_Set task:_ Lift out each line of the data that holds "Precipitation".

─── Data in this exercise

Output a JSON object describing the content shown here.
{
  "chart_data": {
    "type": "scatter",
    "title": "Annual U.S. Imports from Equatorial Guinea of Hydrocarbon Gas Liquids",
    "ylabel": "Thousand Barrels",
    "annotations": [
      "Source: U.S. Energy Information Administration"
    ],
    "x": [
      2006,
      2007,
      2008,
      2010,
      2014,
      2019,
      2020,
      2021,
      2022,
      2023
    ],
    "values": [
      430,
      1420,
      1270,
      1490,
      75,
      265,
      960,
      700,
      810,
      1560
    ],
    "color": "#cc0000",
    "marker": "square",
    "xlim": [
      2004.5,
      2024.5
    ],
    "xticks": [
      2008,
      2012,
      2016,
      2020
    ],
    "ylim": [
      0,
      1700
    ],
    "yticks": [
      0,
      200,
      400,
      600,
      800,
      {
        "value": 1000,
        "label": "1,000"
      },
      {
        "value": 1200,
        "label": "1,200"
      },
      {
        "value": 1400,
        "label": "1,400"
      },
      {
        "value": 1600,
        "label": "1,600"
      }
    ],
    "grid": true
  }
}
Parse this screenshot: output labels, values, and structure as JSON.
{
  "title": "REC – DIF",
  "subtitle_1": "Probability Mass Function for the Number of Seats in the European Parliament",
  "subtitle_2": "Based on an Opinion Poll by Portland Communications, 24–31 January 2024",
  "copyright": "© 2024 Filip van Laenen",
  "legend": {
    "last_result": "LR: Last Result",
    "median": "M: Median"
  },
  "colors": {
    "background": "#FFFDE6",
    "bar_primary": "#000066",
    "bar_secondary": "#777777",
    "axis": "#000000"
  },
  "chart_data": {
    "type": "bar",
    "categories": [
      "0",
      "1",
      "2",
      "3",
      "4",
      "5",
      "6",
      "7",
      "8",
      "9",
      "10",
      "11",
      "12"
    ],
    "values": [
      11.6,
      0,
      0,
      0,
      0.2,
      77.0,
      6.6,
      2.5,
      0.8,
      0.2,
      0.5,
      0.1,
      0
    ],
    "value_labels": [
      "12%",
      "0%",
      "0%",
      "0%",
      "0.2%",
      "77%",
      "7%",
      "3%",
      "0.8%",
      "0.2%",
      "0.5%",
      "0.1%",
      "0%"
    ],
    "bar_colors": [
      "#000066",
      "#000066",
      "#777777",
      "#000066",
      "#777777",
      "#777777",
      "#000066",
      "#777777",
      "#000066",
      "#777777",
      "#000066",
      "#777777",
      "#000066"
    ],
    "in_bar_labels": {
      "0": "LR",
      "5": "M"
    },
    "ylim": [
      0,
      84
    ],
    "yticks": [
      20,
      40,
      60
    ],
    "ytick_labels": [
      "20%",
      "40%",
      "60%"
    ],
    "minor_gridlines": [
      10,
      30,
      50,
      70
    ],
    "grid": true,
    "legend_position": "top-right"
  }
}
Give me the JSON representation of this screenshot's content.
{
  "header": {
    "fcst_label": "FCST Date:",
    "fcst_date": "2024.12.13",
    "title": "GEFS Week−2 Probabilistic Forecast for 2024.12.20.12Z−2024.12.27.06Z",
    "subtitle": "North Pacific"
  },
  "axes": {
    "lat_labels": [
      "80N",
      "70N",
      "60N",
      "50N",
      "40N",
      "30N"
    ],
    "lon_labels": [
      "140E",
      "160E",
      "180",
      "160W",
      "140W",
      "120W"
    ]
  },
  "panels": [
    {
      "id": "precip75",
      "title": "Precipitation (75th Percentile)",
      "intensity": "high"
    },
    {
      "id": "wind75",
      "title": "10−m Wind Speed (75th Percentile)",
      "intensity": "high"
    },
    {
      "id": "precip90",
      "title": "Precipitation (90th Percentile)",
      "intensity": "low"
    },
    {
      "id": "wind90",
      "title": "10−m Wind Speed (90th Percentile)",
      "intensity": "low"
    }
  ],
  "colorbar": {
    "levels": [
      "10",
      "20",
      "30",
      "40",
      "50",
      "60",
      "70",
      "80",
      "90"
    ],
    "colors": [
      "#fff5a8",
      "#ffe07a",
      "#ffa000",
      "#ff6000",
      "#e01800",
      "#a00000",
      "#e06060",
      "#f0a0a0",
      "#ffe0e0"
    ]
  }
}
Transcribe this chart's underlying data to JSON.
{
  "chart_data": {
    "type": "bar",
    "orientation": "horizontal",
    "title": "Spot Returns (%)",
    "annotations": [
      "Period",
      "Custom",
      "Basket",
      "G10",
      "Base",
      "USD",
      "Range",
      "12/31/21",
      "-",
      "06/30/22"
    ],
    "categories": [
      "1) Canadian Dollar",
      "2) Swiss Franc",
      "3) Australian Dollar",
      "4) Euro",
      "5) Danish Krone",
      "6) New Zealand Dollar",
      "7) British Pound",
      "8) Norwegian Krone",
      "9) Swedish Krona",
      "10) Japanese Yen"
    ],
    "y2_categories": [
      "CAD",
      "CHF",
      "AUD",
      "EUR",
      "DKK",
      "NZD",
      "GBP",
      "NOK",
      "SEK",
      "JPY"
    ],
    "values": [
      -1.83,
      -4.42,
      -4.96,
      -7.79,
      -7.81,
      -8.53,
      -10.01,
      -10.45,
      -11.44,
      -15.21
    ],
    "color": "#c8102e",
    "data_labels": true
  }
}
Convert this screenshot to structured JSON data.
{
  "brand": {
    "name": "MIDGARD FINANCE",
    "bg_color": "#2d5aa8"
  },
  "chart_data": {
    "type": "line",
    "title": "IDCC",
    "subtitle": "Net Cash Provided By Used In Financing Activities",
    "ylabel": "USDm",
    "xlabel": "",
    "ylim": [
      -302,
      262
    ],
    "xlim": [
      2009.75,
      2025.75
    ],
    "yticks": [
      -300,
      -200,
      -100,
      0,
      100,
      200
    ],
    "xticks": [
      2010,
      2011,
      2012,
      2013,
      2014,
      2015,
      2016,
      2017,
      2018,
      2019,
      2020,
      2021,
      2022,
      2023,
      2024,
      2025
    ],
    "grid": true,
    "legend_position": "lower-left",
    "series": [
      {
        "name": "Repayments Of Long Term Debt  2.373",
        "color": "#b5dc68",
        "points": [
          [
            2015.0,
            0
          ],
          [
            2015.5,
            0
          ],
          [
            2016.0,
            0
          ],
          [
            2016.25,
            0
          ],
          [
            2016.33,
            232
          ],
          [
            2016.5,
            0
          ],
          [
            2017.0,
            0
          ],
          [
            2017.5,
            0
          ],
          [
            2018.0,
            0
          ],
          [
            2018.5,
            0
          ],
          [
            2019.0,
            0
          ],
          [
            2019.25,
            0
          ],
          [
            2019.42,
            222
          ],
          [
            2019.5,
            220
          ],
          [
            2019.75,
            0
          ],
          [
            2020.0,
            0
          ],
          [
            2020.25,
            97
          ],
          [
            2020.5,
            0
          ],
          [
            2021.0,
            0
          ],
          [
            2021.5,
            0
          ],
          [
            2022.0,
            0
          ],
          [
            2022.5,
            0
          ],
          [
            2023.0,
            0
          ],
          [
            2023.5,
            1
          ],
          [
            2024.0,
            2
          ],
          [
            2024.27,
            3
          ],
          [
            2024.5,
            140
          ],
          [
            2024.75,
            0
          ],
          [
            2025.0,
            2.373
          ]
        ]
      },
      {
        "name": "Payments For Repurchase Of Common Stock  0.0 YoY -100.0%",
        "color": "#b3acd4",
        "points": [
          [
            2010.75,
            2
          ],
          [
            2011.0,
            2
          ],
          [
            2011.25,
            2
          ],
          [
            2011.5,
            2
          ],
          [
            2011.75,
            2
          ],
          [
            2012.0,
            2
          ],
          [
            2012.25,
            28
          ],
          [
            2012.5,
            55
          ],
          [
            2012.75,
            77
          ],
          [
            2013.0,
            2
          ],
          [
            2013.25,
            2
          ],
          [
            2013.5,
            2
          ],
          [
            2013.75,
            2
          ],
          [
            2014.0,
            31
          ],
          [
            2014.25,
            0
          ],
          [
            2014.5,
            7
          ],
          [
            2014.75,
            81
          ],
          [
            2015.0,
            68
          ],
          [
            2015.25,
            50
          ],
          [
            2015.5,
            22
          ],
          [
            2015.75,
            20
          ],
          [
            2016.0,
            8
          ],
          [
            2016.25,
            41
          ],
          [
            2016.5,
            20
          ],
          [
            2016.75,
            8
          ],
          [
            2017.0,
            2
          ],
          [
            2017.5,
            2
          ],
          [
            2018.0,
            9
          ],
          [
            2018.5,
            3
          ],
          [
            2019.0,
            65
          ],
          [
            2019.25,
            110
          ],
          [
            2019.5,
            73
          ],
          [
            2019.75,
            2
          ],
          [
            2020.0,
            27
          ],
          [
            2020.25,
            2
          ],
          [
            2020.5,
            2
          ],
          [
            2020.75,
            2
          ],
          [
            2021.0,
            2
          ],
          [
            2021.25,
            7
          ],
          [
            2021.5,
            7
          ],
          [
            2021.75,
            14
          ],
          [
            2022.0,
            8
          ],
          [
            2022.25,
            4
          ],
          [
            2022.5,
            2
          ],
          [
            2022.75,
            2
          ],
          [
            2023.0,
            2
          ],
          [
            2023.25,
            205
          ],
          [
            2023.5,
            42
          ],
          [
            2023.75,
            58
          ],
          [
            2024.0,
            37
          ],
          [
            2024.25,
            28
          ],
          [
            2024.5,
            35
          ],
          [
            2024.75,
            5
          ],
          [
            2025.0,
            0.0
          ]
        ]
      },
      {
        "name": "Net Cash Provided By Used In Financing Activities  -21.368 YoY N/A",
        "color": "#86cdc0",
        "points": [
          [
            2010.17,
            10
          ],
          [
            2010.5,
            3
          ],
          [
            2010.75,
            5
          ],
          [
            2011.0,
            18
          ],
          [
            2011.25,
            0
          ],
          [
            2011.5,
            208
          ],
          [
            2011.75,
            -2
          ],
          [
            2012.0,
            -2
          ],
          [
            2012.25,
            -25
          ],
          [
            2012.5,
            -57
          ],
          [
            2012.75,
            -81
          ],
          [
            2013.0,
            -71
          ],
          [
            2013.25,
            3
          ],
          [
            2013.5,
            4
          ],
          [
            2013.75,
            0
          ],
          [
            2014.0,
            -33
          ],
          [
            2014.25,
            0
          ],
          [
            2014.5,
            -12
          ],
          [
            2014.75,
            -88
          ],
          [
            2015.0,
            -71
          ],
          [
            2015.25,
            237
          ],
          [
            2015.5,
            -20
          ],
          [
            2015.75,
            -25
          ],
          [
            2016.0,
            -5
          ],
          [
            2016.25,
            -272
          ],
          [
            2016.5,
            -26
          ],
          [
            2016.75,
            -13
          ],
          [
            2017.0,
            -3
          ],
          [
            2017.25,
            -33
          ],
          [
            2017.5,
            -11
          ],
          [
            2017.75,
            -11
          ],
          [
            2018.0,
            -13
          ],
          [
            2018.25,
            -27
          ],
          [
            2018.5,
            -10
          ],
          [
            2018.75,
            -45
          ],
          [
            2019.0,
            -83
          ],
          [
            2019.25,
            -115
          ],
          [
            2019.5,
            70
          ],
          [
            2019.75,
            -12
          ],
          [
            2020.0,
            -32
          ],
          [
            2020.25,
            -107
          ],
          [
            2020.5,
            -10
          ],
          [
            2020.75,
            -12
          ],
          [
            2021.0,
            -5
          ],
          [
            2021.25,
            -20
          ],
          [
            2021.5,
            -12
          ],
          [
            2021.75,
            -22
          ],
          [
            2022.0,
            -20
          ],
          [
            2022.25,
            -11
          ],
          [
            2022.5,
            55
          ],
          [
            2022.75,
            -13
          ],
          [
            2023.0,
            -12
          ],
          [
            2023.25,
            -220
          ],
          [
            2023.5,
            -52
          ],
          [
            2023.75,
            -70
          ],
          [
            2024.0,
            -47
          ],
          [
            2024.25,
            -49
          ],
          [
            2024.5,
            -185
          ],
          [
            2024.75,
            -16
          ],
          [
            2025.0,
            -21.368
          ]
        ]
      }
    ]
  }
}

──────

_Written answer:_
      "title": "Precipitation (75th Percentile)",
      "title": "Precipitation (90th Percentile)",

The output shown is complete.